▶ _Exercise brief_
Transcribe each line of the material as it is, and drop any picture.

▶ _Entries provided_
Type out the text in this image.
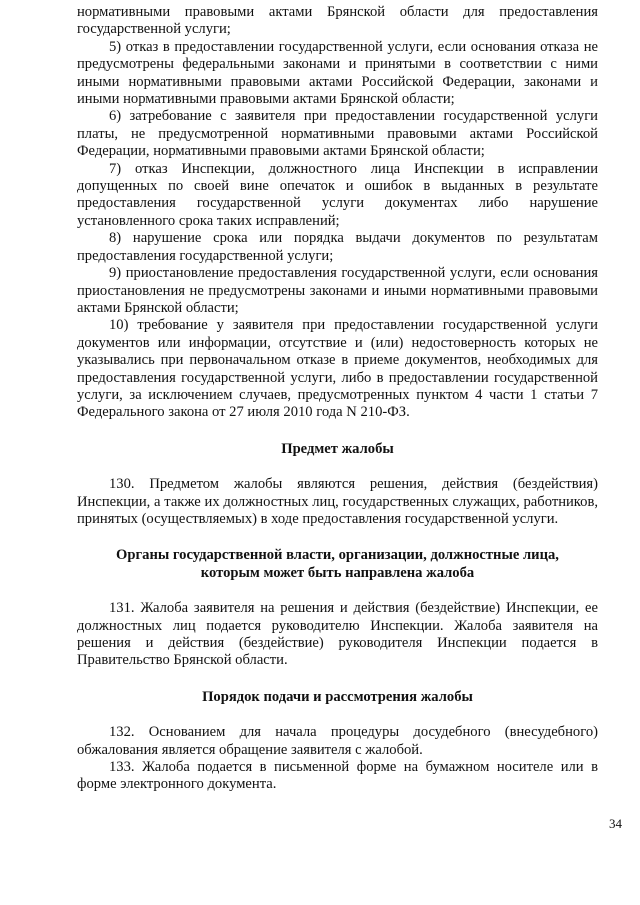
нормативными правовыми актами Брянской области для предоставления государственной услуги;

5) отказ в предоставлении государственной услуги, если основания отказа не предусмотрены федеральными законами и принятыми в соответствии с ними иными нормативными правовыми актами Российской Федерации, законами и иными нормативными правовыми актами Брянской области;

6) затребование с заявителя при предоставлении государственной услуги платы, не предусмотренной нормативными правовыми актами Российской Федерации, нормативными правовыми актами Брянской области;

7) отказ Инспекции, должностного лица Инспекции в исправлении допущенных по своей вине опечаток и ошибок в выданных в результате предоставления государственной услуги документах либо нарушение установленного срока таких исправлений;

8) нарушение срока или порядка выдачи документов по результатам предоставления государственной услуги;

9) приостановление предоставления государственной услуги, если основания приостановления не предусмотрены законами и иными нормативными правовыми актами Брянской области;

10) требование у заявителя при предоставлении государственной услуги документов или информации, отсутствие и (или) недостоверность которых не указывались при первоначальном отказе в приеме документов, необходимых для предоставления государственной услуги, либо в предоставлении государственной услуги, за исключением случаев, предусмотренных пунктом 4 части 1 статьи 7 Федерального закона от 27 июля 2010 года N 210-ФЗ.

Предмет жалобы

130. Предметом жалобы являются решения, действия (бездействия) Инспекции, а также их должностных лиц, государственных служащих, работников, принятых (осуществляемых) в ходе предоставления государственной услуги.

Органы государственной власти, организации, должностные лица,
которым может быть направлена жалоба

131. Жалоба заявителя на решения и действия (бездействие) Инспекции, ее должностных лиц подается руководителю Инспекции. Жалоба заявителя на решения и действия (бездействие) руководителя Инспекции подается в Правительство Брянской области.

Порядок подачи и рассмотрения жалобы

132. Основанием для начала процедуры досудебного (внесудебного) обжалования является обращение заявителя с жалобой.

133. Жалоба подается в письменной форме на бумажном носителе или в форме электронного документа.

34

▶ _Solution_
Type out the text in this image.
нормативными правовыми актами Брянской области для предоставления государственной услуги;

5) отказ в предоставлении государственной услуги, если основания отказа не предусмотрены федеральными законами и принятыми в соответствии с ними иными нормативными правовыми актами Российской Федерации, законами и иными нормативными правовыми актами Брянской области;

6) затребование с заявителя при предоставлении государственной услуги платы, не предусмотренной нормативными правовыми актами Российской Федерации, нормативными правовыми актами Брянской области;

7) отказ Инспекции, должностного лица Инспекции в исправлении допущенных по своей вине опечаток и ошибок в выданных в результате предоставления государственной услуги документах либо нарушение установленного срока таких исправлений;

8) нарушение срока или порядка выдачи документов по результатам предоставления государственной услуги;

9) приостановление предоставления государственной услуги, если основания приостановления не предусмотрены законами и иными нормативными правовыми актами Брянской области;

10) требование у заявителя при предоставлении государственной услуги документов или информации, отсутствие и (или) недостоверность которых не указывались при первоначальном отказе в приеме документов, необходимых для предоставления государственной услуги, либо в предоставлении государственной услуги, за исключением случаев, предусмотренных пунктом 4 части 1 статьи 7 Федерального закона от 27 июля 2010 года N 210-ФЗ.

Предмет жалобы

130. Предметом жалобы являются решения, действия (бездействия) Инспекции, а также их должностных лиц, государственных служащих, работников, принятых (осуществляемых) в ходе предоставления государственной услуги.

Органы государственной власти, организации, должностные лица,
которым может быть направлена жалоба

131. Жалоба заявителя на решения и действия (бездействие) Инспекции, ее должностных лиц подается руководителю Инспекции. Жалоба заявителя на решения и действия (бездействие) руководителя Инспекции подается в Правительство Брянской области.

Порядок подачи и рассмотрения жалобы

132. Основанием для начала процедуры досудебного (внесудебного) обжалования является обращение заявителя с жалобой.

133. Жалоба подается в письменной форме на бумажном носителе или в форме электронного документа.

34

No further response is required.